◆ **TO DO**:
Every line below that includes "this" counts toward the total. Report that total alone.
═════ RECORDS SUPPLIED ═════
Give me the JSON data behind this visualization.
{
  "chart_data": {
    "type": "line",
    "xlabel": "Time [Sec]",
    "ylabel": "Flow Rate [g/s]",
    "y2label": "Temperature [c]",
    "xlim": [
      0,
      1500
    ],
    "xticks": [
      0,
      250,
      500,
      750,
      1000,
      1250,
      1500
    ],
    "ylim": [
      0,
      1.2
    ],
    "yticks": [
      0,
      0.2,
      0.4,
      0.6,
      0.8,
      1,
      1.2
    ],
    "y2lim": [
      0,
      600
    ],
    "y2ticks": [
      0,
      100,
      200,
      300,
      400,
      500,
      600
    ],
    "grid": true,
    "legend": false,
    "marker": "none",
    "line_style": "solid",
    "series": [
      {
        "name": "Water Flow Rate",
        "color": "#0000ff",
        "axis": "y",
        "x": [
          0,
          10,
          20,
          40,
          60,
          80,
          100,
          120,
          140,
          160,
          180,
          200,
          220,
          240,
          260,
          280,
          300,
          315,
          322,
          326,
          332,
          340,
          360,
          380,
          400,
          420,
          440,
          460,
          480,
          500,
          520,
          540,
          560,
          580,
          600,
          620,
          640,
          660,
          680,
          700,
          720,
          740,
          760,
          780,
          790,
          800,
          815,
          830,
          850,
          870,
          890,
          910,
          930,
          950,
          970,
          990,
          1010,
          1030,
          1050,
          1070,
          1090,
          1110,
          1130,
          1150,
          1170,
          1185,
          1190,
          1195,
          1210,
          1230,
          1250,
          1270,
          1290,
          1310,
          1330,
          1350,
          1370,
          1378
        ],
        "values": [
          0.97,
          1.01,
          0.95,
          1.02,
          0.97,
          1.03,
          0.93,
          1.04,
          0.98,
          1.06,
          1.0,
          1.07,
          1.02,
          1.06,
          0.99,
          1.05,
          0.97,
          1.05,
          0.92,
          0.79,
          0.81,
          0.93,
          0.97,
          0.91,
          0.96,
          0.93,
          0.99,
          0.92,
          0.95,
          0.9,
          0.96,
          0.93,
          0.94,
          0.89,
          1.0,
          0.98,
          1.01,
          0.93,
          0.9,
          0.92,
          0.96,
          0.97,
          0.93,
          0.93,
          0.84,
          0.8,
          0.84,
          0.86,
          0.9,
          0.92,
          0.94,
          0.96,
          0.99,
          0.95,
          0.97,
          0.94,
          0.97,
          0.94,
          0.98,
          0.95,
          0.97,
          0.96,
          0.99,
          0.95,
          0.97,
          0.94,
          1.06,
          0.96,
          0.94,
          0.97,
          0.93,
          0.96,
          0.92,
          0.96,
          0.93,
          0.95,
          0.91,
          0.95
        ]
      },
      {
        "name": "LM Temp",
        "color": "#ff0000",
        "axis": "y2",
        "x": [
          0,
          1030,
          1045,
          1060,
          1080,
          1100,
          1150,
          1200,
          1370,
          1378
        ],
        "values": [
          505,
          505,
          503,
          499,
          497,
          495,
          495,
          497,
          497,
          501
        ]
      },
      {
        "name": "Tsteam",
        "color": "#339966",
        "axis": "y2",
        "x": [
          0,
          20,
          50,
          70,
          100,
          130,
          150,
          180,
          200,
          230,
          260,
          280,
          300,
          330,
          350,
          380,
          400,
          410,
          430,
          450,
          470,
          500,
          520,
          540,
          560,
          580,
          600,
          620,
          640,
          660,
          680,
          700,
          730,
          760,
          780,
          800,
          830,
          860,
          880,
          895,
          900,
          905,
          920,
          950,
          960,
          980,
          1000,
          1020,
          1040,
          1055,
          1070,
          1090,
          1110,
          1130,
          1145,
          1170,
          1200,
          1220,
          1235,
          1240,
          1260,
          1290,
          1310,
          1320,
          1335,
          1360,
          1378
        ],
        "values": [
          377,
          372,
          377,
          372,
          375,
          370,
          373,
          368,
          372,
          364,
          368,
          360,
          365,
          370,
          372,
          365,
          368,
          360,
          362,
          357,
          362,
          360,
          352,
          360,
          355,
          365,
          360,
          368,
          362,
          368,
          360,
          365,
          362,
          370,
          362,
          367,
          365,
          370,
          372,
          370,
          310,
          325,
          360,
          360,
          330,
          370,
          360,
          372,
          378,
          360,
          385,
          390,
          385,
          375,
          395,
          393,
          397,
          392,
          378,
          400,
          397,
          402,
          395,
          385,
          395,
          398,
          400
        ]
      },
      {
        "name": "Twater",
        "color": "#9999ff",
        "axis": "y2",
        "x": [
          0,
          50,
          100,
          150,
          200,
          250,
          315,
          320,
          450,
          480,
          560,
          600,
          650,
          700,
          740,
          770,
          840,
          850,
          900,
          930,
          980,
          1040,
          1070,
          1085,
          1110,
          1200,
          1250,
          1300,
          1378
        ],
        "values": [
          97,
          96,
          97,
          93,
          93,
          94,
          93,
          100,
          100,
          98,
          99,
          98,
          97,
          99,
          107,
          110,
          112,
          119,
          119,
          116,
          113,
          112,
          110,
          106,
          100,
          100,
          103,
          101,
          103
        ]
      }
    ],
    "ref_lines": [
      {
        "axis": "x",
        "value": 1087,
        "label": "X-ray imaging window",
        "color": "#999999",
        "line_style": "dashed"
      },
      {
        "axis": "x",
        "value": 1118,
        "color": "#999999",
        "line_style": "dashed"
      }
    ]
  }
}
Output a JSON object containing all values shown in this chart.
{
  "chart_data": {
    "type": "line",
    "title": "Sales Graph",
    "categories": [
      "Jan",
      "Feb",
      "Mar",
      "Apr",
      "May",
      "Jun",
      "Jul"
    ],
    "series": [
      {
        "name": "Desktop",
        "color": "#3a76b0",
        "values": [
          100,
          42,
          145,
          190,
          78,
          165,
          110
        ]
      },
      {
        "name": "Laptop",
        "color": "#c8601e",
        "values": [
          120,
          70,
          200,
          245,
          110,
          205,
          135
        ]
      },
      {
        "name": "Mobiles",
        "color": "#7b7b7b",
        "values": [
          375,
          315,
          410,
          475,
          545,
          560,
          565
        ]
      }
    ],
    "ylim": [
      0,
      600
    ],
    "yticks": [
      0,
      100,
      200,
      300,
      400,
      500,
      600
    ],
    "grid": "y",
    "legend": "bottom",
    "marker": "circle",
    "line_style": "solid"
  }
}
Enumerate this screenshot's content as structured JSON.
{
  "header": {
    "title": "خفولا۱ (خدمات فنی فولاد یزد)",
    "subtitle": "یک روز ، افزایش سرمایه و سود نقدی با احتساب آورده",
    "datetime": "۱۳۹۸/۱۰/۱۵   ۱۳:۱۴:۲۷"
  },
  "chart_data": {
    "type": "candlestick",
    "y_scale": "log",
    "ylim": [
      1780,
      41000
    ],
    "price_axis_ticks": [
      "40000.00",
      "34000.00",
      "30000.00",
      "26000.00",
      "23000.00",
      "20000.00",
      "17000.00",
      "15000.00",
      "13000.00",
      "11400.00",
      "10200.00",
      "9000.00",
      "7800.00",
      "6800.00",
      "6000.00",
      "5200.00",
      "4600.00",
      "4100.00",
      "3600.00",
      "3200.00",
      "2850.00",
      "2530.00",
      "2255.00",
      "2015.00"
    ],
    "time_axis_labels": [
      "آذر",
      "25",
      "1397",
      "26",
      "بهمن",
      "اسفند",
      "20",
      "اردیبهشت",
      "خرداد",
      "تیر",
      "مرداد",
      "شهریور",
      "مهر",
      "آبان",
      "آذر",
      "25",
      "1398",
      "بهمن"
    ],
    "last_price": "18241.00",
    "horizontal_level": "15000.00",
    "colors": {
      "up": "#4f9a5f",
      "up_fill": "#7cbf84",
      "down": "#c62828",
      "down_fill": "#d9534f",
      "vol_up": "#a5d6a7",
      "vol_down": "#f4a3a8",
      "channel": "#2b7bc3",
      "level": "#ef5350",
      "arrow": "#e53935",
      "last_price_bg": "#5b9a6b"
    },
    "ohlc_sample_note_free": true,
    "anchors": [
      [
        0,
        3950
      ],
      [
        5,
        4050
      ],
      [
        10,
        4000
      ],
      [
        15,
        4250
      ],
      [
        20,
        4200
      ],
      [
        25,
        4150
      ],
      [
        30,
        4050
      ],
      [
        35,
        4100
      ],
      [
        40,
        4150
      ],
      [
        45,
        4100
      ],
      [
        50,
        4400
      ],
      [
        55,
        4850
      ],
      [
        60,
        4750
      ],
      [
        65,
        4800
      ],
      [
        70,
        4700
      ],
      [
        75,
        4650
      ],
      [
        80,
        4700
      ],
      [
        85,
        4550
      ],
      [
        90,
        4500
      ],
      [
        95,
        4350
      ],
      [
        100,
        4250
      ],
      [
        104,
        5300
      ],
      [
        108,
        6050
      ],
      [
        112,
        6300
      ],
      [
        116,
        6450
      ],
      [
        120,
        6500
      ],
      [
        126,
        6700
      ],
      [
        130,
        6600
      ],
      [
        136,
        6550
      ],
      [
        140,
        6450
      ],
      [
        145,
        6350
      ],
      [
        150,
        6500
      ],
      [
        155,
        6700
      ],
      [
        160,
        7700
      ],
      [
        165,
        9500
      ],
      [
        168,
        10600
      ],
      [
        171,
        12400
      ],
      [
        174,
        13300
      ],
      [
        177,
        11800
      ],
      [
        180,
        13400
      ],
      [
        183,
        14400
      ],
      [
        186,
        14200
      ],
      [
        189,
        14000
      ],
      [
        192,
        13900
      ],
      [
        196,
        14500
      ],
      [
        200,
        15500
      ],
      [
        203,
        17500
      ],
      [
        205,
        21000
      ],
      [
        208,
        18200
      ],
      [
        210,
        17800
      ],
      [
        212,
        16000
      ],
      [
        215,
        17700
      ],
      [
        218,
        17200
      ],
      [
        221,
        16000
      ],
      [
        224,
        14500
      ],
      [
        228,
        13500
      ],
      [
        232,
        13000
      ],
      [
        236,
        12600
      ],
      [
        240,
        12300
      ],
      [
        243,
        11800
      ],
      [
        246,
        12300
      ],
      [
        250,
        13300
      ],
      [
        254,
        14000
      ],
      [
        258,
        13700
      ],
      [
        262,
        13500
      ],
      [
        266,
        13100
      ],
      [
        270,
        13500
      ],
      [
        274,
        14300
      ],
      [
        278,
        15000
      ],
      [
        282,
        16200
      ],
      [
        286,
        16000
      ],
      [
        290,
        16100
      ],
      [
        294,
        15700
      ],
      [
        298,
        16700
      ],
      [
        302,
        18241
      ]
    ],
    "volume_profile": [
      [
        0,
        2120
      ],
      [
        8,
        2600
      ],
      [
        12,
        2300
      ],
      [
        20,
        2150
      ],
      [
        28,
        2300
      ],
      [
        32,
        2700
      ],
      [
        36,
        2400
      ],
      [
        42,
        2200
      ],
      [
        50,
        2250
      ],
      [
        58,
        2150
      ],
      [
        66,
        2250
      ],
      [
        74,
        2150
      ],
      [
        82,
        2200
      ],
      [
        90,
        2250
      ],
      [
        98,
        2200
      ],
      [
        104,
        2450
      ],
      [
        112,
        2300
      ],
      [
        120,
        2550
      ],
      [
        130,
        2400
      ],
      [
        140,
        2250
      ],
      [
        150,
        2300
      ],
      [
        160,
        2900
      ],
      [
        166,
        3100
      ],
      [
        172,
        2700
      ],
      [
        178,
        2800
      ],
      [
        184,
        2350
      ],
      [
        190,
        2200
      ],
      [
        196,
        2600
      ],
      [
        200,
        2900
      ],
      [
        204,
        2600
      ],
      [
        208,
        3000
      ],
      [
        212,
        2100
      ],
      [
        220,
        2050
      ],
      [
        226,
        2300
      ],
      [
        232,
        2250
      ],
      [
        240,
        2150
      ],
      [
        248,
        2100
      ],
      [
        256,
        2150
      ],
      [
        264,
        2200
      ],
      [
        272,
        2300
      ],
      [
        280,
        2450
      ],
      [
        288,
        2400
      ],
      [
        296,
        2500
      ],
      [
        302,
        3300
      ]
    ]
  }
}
═════
◆ **FINAL ANSWER**:
3